▸ **Figure record extracts**:
——

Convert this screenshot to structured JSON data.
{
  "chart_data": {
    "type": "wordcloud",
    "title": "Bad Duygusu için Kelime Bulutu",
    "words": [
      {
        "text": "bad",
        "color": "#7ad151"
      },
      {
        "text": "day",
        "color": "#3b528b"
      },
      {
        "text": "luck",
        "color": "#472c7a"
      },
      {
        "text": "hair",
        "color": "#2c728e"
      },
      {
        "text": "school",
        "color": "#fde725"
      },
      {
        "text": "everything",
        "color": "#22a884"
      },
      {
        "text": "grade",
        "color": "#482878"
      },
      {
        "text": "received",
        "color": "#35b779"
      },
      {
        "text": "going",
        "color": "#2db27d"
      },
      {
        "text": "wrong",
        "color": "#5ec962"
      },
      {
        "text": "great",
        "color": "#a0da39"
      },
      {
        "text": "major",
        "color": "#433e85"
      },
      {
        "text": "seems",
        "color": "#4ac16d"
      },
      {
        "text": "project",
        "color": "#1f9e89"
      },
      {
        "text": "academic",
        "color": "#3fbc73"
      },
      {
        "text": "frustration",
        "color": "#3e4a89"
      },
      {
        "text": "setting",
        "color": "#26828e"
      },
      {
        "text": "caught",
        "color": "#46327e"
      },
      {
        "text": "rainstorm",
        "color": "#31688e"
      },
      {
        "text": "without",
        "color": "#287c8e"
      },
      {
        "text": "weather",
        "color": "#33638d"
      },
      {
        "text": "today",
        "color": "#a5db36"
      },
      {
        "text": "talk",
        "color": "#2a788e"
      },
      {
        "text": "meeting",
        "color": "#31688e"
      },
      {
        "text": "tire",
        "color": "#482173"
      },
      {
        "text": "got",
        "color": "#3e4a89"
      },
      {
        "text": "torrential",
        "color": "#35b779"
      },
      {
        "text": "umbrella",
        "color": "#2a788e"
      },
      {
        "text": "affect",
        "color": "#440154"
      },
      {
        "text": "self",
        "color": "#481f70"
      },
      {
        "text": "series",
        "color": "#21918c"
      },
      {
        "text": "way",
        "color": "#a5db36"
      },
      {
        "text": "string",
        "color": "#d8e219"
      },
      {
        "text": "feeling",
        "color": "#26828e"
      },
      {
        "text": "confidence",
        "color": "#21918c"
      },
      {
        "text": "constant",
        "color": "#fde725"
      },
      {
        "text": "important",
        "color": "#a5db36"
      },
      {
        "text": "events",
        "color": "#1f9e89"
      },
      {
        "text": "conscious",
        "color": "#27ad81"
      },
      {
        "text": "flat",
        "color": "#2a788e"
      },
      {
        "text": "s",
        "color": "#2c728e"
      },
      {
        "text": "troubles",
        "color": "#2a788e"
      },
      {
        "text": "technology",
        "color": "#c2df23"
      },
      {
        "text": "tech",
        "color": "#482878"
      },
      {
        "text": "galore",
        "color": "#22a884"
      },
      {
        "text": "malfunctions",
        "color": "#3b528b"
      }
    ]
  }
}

——

▸ **Given task**:
Reproduce each record exactly as it appears.

▸ **Response to the task**:
Convert this screenshot to structured JSON data.
{
  "chart_data": {
    "type": "wordcloud",
    "title": "Bad Duygusu için Kelime Bulutu",
    "words": [
      {
        "text": "bad",
        "color": "#7ad151"
      },
      {
        "text": "day",
        "color": "#3b528b"
      },
      {
        "text": "luck",
        "color": "#472c7a"
      },
      {
        "text": "hair",
        "color": "#2c728e"
      },
      {
        "text": "school",
        "color": "#fde725"
      },
      {
        "text": "everything",
        "color": "#22a884"
      },
      {
        "text": "grade",
        "color": "#482878"
      },
      {
        "text": "received",
        "color": "#35b779"
      },
      {
        "text": "going",
        "color": "#2db27d"
      },
      {
        "text": "wrong",
        "color": "#5ec962"
      },
      {
        "text": "great",
        "color": "#a0da39"
      },
      {
        "text": "major",
        "color": "#433e85"
      },
      {
        "text": "seems",
        "color": "#4ac16d"
      },
      {
        "text": "project",
        "color": "#1f9e89"
      },
      {
        "text": "academic",
        "color": "#3fbc73"
      },
      {
        "text": "frustration",
        "color": "#3e4a89"
      },
      {
        "text": "setting",
        "color": "#26828e"
      },
      {
        "text": "caught",
        "color": "#46327e"
      },
      {
        "text": "rainstorm",
        "color": "#31688e"
      },
      {
        "text": "without",
        "color": "#287c8e"
      },
      {
        "text": "weather",
        "color": "#33638d"
      },
      {
        "text": "today",
        "color": "#a5db36"
      },
      {
        "text": "talk",
        "color": "#2a788e"
      },
      {
        "text": "meeting",
        "color": "#31688e"
      },
      {
        "text": "tire",
        "color": "#482173"
      },
      {
        "text": "got",
        "color": "#3e4a89"
      },
      {
        "text": "torrential",
        "color": "#35b779"
      },
      {
        "text": "umbrella",
        "color": "#2a788e"
      },
      {
        "text": "affect",
        "color": "#440154"
      },
      {
        "text": "self",
        "color": "#481f70"
      },
      {
        "text": "series",
        "color": "#21918c"
      },
      {
        "text": "way",
        "color": "#a5db36"
      },
      {
        "text": "string",
        "color": "#d8e219"
      },
      {
        "text": "feeling",
        "color": "#26828e"
      },
      {
        "text": "confidence",
        "color": "#21918c"
      },
      {
        "text": "constant",
        "color": "#fde725"
      },
      {
        "text": "important",
        "color": "#a5db36"
      },
      {
        "text": "events",
        "color": "#1f9e89"
      },
      {
        "text": "conscious",
        "color": "#27ad81"
      },
      {
        "text": "flat",
        "color": "#2a788e"
      },
      {
        "text": "s",
        "color": "#2c728e"
      },
      {
        "text": "troubles",
        "color": "#2a788e"
      },
      {
        "text": "technology",
        "color": "#c2df23"
      },
      {
        "text": "tech",
        "color": "#482878"
      },
      {
        "text": "galore",
        "color": "#22a884"
      },
      {
        "text": "malfunctions",
        "color": "#3b528b"
      }
    ]
  }
}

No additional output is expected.